§ Objectif: Recopiez intégralement l'extrait sur la soirée au Kakurinbo, sans en modifier un seul caractère.

§ Extrait:
* * *

Après le dîner, tout le monde a l’occasion d’avoir un avant-goût du festival du temple Kuonji, qui commémore tous les ans, en octobre, le décès du moine Nichiren. À l’image des habitants lors du festival, le jeune moine actuel de Kakurinbo, revêtu de l’habit traditionnel du festival, fait tourner avec enthousiasme un matoi (long mât au sommet duquel sont suspendues des lanières de cuir) puis le fait passer à chaque personne qui souhaiterait s’y essayer. Un moyen de se rendre compte par soi-même de son poids impressionnant, malgré l’aisance avec laquelle le moine le manipule. Tout le monde est également invité à participer en battant les tambours, et le plaisir de contribuer à cette ambiance festive se lit sur tous les visages.

Suite à cette expérience divertissante, vous pourrez savourer un moment de détente dans l’un des deux bains de Kakurinbo, parfumés avec des sels de bain de vin produits dans la région. De plus, ceux qui séjournent dans l’une des chambres de la nouvelle annexe ont également la possibilité de profiter de la douceur et de l’odeur délicieusement envoûtante du grand bain familial en bois de cyprès.

chambre d'auberge japonaise avec sol en tatami et lit futon
La chambre traditionnelle, où vous dormirez sur un futon.

Quant à moi, je savoure la tranquillité qui règne dans l’auberge après mon bain tardif, prenant enfin le temps de contempler les kimonos de mariage exposés dans le couloir de l’étage où se trouve ma chambre. Je m’attarde sur les teintes subtiles et les détails de chacun, des motifs élaborés aux broderies délicates. Chaque kimono est une véritable œuvre d’art en soi, portant en lui la tradition et l’expertise artisanale japonaises. Je demeure là un moment, comme envoûtée par leur splendeur, avant de me rappeler l’heure de mon réveil demain… Et qu’il est temps de rejoindre mon futon.

* * *

§ Données fournies:
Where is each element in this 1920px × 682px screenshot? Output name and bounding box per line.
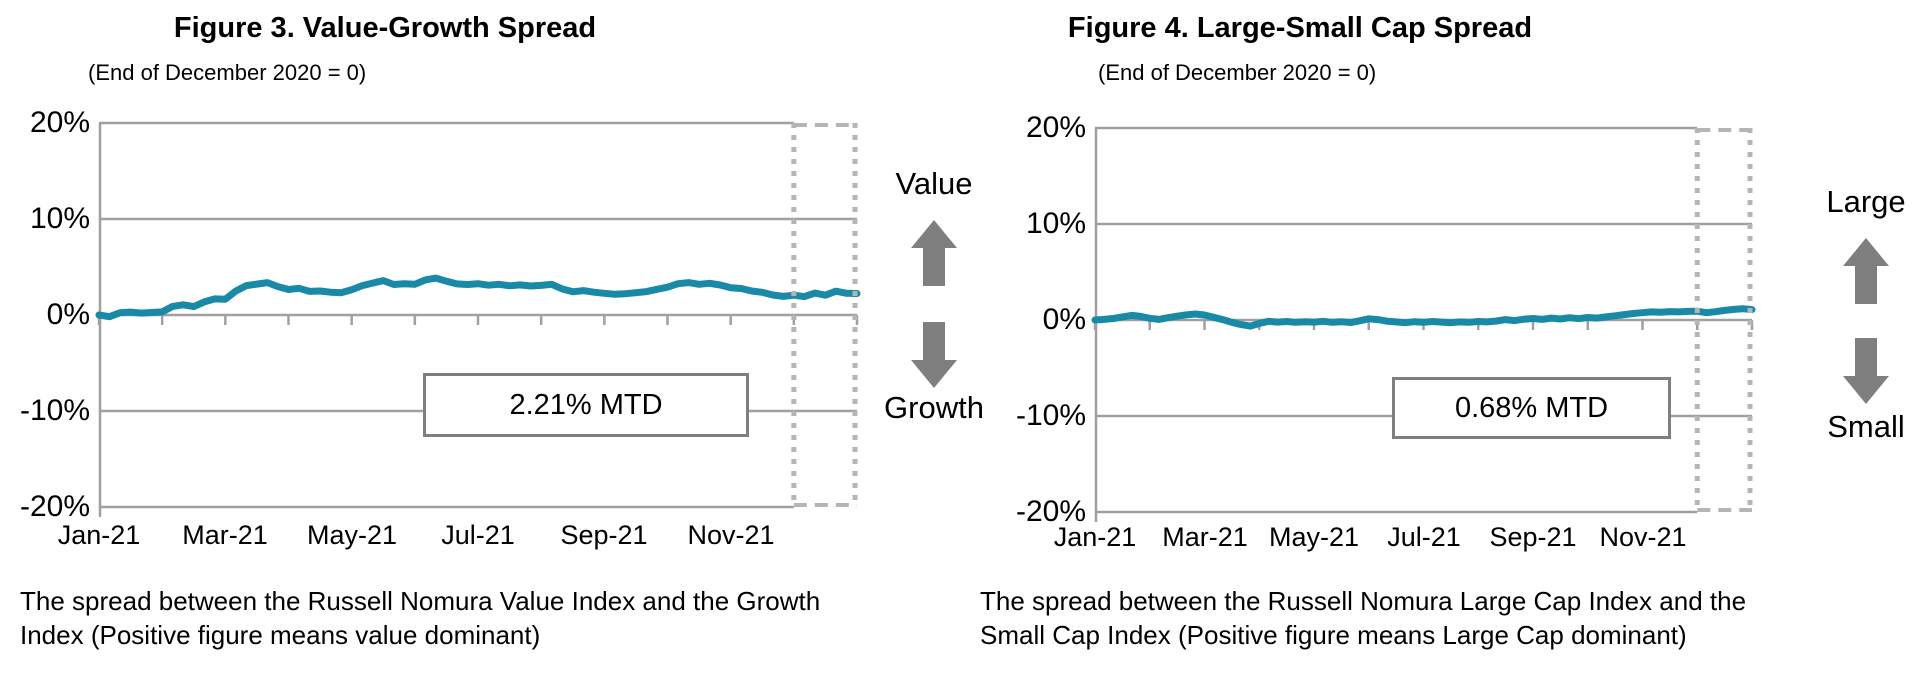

* * *

§ Résultat:
Après le dîner, tout le monde a l’occasion d’avoir un avant-goût du festival du temple Kuonji, qui commémore tous les ans, en octobre, le décès du moine Nichiren. À l’image des habitants lors du festival, le jeune moine actuel de Kakurinbo, revêtu de l’habit traditionnel du festival, fait tourner avec enthousiasme un matoi (long mât au sommet duquel sont suspendues des lanières de cuir) puis le fait passer à chaque personne qui souhaiterait s’y essayer. Un moyen de se rendre compte par soi-même de son poids impressionnant, malgré l’aisance avec laquelle le moine le manipule. Tout le monde est également invité à participer en battant les tambours, et le plaisir de contribuer à cette ambiance festive se lit sur tous les visages.

Suite à cette expérience divertissante, vous pourrez savourer un moment de détente dans l’un des deux bains de Kakurinbo, parfumés avec des sels de bain de vin produits dans la région. De plus, ceux qui séjournent dans l’une des chambres de la nouvelle annexe ont également la possibilité de profiter de la douceur et de l’odeur délicieusement envoûtante du grand bain familial en bois de cyprès.

chambre d'auberge japonaise avec sol en tatami et lit futon
La chambre traditionnelle, où vous dormirez sur un futon.

Quant à moi, je savoure la tranquillité qui règne dans l’auberge après mon bain tardif, prenant enfin le temps de contempler les kimonos de mariage exposés dans le couloir de l’étage où se trouve ma chambre. Je m’attarde sur les teintes subtiles et les détails de chacun, des motifs élaborés aux broderies délicates. Chaque kimono est une véritable œuvre d’art en soi, portant en lui la tradition et l’expertise artisanale japonaises. Je demeure là un moment, comme envoûtée par leur splendeur, avant de me rappeler l’heure de mon réveil demain… Et qu’il est temps de rejoindre mon futon.